[start of GIVEN DATA]

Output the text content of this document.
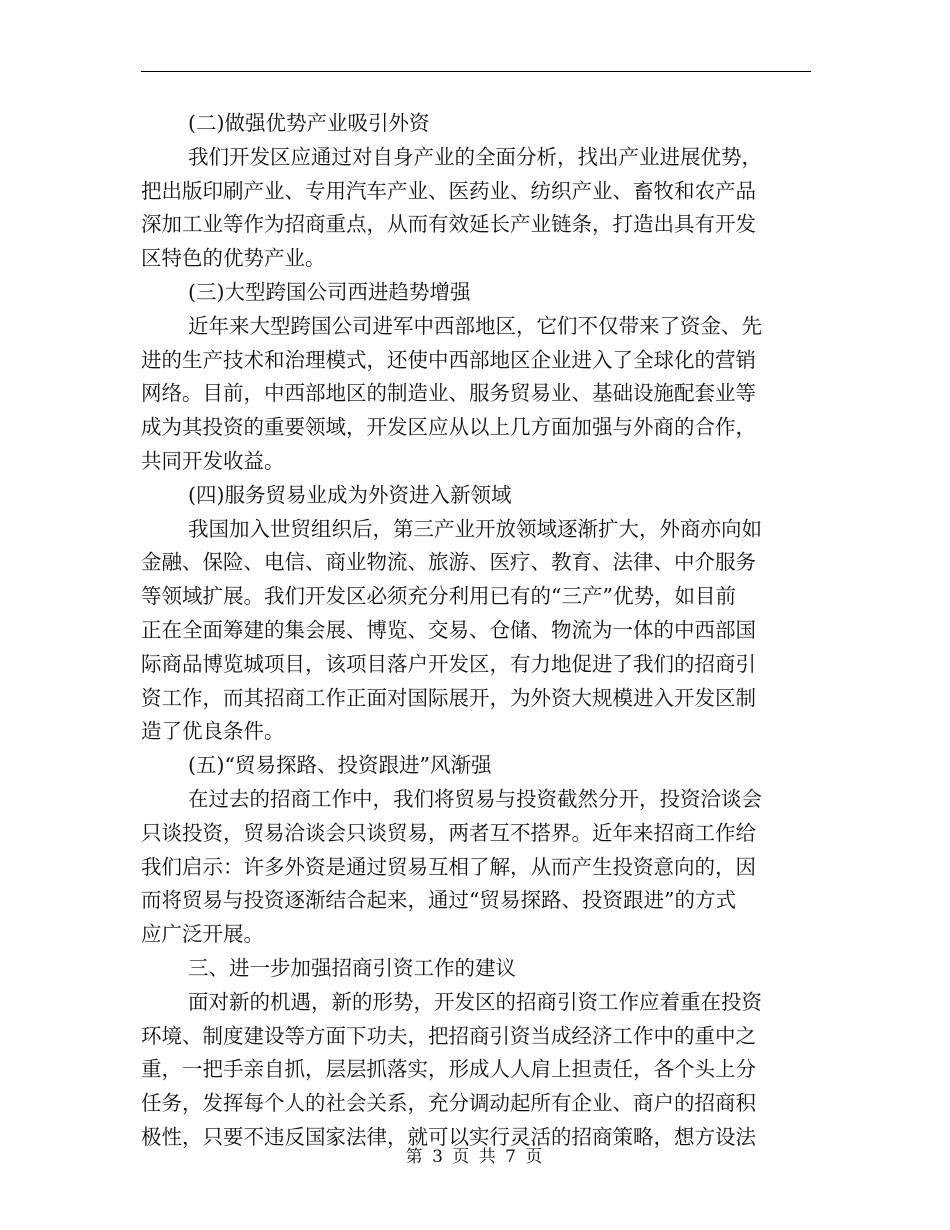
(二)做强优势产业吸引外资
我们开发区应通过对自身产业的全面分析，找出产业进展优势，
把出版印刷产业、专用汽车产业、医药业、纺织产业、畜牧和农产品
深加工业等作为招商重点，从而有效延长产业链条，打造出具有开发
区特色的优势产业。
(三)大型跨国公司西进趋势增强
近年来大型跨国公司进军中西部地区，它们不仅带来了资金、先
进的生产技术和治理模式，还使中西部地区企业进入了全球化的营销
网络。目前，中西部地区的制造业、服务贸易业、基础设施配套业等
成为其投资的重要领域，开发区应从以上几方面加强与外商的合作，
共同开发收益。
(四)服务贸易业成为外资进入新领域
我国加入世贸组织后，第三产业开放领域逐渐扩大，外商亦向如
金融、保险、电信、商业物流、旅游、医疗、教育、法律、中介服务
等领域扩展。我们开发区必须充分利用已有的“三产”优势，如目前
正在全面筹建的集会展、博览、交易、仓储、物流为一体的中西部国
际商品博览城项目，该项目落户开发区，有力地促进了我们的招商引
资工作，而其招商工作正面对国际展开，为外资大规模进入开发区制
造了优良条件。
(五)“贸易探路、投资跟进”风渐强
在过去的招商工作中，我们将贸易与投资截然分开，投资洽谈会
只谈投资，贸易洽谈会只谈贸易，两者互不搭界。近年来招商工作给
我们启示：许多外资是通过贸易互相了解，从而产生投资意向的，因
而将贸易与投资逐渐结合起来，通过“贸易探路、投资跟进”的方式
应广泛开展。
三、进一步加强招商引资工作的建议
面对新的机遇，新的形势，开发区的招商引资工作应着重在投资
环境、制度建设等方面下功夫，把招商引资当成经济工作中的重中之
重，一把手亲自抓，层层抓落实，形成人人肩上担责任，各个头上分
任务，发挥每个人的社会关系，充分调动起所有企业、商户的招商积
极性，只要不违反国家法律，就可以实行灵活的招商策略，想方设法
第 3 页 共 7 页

[end of GIVEN DATA]

=== EXERCISE ===
Retype everything in the material word for word, minus pictures.

=== RESPONSE FOR THIS EXERCISE ===
Output the text content of this document.
(二)做强优势产业吸引外资
我们开发区应通过对自身产业的全面分析，找出产业进展优势，
把出版印刷产业、专用汽车产业、医药业、纺织产业、畜牧和农产品
深加工业等作为招商重点，从而有效延长产业链条，打造出具有开发
区特色的优势产业。
(三)大型跨国公司西进趋势增强
近年来大型跨国公司进军中西部地区，它们不仅带来了资金、先
进的生产技术和治理模式，还使中西部地区企业进入了全球化的营销
网络。目前，中西部地区的制造业、服务贸易业、基础设施配套业等
成为其投资的重要领域，开发区应从以上几方面加强与外商的合作，
共同开发收益。
(四)服务贸易业成为外资进入新领域
我国加入世贸组织后，第三产业开放领域逐渐扩大，外商亦向如
金融、保险、电信、商业物流、旅游、医疗、教育、法律、中介服务
等领域扩展。我们开发区必须充分利用已有的“三产”优势，如目前
正在全面筹建的集会展、博览、交易、仓储、物流为一体的中西部国
际商品博览城项目，该项目落户开发区，有力地促进了我们的招商引
资工作，而其招商工作正面对国际展开，为外资大规模进入开发区制
造了优良条件。
(五)“贸易探路、投资跟进”风渐强
在过去的招商工作中，我们将贸易与投资截然分开，投资洽谈会
只谈投资，贸易洽谈会只谈贸易，两者互不搭界。近年来招商工作给
我们启示：许多外资是通过贸易互相了解，从而产生投资意向的，因
而将贸易与投资逐渐结合起来，通过“贸易探路、投资跟进”的方式
应广泛开展。
三、进一步加强招商引资工作的建议
面对新的机遇，新的形势，开发区的招商引资工作应着重在投资
环境、制度建设等方面下功夫，把招商引资当成经济工作中的重中之
重，一把手亲自抓，层层抓落实，形成人人肩上担责任，各个头上分
任务，发挥每个人的社会关系，充分调动起所有企业、商户的招商积
极性，只要不违反国家法律，就可以实行灵活的招商策略，想方设法
第 3 页 共 7 页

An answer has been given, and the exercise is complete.